* _Aim_
Write out the records that appear below, verbatim and complete, but without pictures.

* _Given data_
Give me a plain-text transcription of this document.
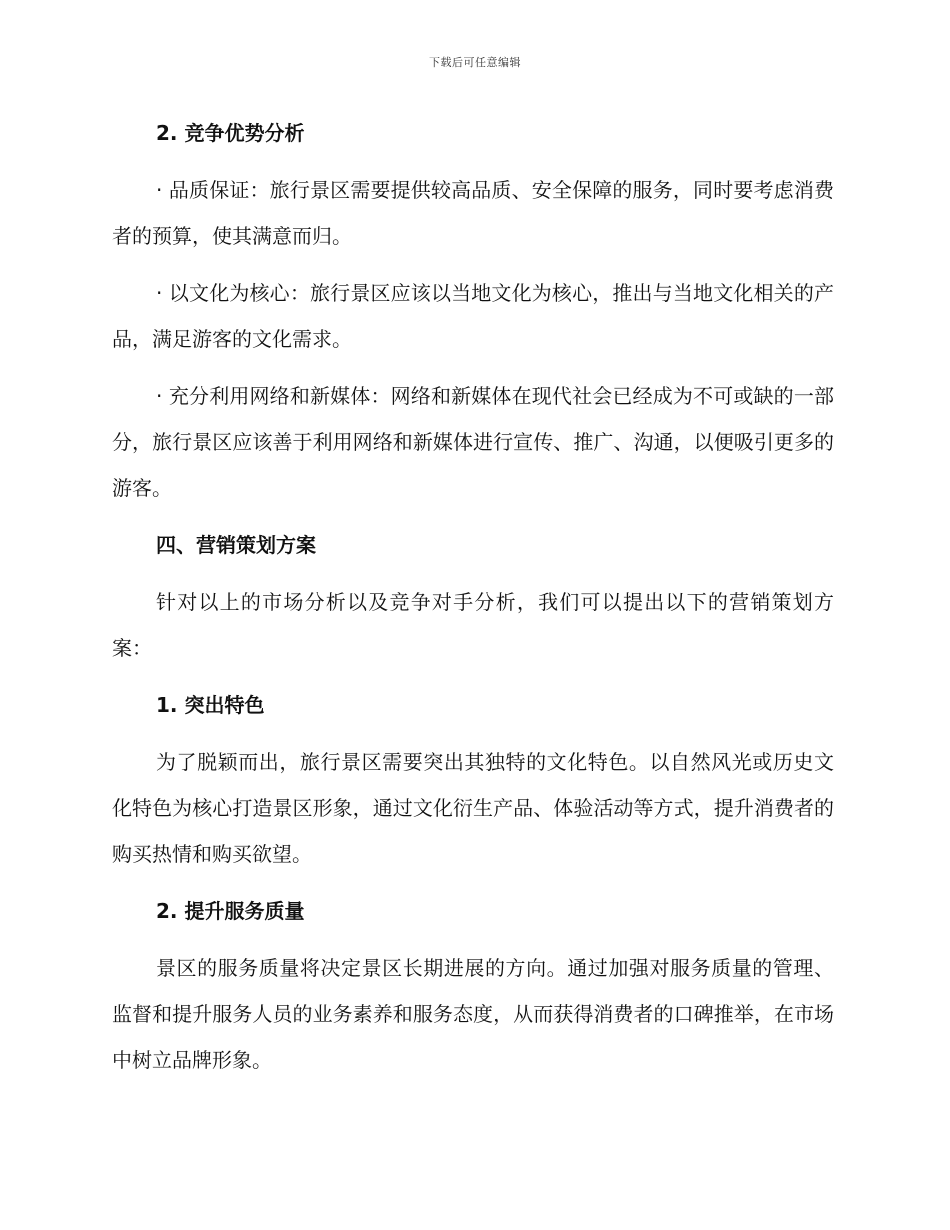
下载后可任意编辑

2. 竞争优势分析

· 品质保证：旅行景区需要提供较高品质、安全保障的服务，同时要考虑消费者的预算，使其满意而归。

· 以文化为核心：旅行景区应该以当地文化为核心，推出与当地文化相关的产品，满足游客的文化需求。

· 充分利用网络和新媒体：网络和新媒体在现代社会已经成为不可或缺的一部分，旅行景区应该善于利用网络和新媒体进行宣传、推广、沟通，以便吸引更多的游客。

四、营销策划方案

针对以上的市场分析以及竞争对手分析，我们可以提出以下的营销策划方案：

1. 突出特色

为了脱颖而出，旅行景区需要突出其独特的文化特色。以自然风光或历史文化特色为核心打造景区形象，通过文化衍生产品、体验活动等方式，提升消费者的购买热情和购买欲望。

2. 提升服务质量

景区的服务质量将决定景区长期进展的方向。通过加强对服务质量的管理、监督和提升服务人员的业务素养和服务态度，从而获得消费者的口碑推举，在市场中树立品牌形象。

* _Exercise response_
Give me a plain-text transcription of this document.
下载后可任意编辑

2. 竞争优势分析

· 品质保证：旅行景区需要提供较高品质、安全保障的服务，同时要考虑消费者的预算，使其满意而归。

· 以文化为核心：旅行景区应该以当地文化为核心，推出与当地文化相关的产品，满足游客的文化需求。

· 充分利用网络和新媒体：网络和新媒体在现代社会已经成为不可或缺的一部分，旅行景区应该善于利用网络和新媒体进行宣传、推广、沟通，以便吸引更多的游客。

四、营销策划方案

针对以上的市场分析以及竞争对手分析，我们可以提出以下的营销策划方案：

1. 突出特色

为了脱颖而出，旅行景区需要突出其独特的文化特色。以自然风光或历史文化特色为核心打造景区形象，通过文化衍生产品、体验活动等方式，提升消费者的购买热情和购买欲望。

2. 提升服务质量

景区的服务质量将决定景区长期进展的方向。通过加强对服务质量的管理、监督和提升服务人员的业务素养和服务态度，从而获得消费者的口碑推举，在市场中树立品牌形象。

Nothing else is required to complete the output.